Count the lines in the listing below that contain the string "Elasticity", matching case exactly, and reply with only the number.

────────────────

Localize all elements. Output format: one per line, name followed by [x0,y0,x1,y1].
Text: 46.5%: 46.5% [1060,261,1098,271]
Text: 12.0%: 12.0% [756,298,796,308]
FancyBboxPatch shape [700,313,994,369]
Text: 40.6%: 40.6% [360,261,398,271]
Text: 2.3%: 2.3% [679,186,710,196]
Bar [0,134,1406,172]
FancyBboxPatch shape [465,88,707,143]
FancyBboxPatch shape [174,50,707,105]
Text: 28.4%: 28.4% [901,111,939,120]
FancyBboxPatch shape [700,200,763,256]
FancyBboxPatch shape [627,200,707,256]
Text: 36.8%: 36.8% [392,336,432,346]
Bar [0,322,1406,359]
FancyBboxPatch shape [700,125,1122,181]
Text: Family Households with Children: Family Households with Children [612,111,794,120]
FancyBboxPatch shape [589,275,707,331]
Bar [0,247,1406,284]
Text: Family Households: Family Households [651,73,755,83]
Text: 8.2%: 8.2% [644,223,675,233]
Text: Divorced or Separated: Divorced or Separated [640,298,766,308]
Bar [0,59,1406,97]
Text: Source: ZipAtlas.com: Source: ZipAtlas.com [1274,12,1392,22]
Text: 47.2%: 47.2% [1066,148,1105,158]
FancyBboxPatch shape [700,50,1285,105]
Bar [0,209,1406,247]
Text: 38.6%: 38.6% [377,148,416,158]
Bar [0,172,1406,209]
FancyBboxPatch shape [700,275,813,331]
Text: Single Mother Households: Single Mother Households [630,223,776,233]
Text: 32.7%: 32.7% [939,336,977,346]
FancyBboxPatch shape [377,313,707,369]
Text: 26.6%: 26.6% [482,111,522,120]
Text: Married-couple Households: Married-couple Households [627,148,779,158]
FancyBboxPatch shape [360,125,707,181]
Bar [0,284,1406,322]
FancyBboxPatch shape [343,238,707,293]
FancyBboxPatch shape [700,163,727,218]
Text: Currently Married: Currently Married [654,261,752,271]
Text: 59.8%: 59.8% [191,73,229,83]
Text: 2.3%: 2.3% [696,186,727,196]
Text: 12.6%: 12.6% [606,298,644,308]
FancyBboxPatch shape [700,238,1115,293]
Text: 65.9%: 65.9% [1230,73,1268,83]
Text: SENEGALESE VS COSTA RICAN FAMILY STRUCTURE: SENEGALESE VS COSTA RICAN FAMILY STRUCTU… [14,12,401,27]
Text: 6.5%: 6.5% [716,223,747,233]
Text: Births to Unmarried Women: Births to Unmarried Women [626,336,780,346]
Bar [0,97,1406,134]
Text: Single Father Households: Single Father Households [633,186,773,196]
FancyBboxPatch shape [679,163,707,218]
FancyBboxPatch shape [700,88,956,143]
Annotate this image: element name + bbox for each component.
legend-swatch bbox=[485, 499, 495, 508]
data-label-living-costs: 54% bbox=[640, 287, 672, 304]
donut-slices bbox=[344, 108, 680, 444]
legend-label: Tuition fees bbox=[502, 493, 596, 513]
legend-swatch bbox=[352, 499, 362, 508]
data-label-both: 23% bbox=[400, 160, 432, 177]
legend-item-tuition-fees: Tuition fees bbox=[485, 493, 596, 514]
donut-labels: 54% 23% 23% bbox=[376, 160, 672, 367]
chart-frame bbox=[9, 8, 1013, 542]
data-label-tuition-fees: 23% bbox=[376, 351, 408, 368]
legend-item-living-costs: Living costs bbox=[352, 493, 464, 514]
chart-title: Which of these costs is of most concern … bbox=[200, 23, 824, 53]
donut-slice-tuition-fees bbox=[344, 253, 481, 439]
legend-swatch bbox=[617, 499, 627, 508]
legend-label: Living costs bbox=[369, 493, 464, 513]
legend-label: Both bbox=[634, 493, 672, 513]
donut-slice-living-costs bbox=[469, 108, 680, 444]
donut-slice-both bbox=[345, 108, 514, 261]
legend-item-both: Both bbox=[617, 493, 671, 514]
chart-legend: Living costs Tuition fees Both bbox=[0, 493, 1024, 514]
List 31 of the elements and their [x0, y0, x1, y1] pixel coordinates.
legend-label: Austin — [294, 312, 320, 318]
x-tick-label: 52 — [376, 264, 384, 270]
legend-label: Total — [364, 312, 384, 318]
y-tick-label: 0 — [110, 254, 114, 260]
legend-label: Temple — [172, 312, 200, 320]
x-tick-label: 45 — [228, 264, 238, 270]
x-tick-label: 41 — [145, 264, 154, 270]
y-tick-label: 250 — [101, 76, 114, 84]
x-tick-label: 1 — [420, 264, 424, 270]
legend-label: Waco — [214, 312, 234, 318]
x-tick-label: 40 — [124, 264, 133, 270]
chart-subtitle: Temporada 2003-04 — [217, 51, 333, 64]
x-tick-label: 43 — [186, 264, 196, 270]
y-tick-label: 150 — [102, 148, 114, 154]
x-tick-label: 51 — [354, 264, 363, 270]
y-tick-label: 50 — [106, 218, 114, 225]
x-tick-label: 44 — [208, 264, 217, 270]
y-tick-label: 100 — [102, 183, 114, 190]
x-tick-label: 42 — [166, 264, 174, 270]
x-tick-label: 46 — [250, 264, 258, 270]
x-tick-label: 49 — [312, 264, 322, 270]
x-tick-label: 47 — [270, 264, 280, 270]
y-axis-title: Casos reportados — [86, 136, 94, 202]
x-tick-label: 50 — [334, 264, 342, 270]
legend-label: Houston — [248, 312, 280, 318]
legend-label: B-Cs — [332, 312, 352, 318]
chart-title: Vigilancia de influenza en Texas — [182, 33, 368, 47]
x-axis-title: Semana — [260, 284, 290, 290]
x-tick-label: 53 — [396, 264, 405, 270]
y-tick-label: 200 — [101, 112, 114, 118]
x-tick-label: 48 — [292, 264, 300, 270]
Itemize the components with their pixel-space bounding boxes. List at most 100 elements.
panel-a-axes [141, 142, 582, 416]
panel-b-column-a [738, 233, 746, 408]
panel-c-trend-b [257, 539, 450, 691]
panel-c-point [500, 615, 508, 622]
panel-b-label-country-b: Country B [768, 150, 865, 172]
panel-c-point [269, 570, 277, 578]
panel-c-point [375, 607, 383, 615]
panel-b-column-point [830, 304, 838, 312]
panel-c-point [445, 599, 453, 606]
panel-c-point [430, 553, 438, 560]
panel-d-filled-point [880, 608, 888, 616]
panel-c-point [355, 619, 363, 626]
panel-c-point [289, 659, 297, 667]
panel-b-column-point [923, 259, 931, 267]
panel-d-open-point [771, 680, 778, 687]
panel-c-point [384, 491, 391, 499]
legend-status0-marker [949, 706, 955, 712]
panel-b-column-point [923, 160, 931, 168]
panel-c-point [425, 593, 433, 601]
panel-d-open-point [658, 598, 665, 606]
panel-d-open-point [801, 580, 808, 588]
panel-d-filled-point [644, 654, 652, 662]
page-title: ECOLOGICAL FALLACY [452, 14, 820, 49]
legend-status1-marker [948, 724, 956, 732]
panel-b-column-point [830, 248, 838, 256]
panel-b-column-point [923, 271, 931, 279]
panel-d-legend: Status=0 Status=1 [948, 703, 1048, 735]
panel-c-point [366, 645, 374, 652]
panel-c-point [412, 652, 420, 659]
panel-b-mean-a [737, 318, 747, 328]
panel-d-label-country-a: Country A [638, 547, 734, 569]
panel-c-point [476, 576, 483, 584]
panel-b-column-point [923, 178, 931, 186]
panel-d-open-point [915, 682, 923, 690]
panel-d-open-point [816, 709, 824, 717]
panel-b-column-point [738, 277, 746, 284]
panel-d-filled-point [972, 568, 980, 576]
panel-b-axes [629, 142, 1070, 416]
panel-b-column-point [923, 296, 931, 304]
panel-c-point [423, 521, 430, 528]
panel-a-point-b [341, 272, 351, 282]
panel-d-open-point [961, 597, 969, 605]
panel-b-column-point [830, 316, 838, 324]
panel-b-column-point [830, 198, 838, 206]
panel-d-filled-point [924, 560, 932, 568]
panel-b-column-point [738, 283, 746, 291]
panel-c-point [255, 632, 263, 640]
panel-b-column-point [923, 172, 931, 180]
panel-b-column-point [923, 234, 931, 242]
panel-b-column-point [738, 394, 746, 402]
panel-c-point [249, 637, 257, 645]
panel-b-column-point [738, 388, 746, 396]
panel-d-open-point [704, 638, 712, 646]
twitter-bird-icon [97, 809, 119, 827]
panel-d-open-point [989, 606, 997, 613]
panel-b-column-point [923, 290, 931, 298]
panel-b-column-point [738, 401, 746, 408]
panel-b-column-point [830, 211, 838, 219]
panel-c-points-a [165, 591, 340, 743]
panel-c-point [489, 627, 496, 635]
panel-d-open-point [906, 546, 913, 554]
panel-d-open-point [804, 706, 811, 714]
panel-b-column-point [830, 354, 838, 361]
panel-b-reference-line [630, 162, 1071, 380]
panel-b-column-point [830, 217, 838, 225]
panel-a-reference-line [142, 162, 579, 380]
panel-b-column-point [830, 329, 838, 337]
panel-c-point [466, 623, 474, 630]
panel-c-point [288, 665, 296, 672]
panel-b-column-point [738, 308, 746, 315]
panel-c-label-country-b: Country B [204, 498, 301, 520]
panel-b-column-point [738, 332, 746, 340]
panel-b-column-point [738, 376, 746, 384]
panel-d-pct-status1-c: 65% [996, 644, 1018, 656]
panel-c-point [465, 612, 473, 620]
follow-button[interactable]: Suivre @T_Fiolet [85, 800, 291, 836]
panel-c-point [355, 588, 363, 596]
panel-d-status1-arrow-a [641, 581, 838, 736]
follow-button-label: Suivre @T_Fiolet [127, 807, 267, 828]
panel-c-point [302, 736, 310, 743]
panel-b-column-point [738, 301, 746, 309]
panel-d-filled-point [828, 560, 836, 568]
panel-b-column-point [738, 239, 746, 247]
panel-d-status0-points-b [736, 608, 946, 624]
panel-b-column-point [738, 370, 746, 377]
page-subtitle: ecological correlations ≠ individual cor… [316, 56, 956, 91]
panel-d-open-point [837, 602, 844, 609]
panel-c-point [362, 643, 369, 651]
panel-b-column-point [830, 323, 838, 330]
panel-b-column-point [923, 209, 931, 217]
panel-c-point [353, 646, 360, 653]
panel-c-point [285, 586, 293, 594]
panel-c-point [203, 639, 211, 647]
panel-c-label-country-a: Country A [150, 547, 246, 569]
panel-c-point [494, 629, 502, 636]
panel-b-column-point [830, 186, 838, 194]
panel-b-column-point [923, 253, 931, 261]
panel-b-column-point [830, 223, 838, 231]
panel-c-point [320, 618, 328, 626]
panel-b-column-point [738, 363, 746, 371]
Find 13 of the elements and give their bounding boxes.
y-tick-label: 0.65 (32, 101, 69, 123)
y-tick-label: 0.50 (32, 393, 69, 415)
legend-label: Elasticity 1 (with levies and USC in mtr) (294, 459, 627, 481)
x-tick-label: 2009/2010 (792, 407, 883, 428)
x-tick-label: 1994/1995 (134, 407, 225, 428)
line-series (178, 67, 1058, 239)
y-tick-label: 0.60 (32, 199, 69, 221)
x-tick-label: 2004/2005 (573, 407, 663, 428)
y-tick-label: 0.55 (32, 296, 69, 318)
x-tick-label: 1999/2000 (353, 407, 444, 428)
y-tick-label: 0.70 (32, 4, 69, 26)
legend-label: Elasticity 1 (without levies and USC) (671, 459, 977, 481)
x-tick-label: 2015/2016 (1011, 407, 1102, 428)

────────────────

◆ Final result: 2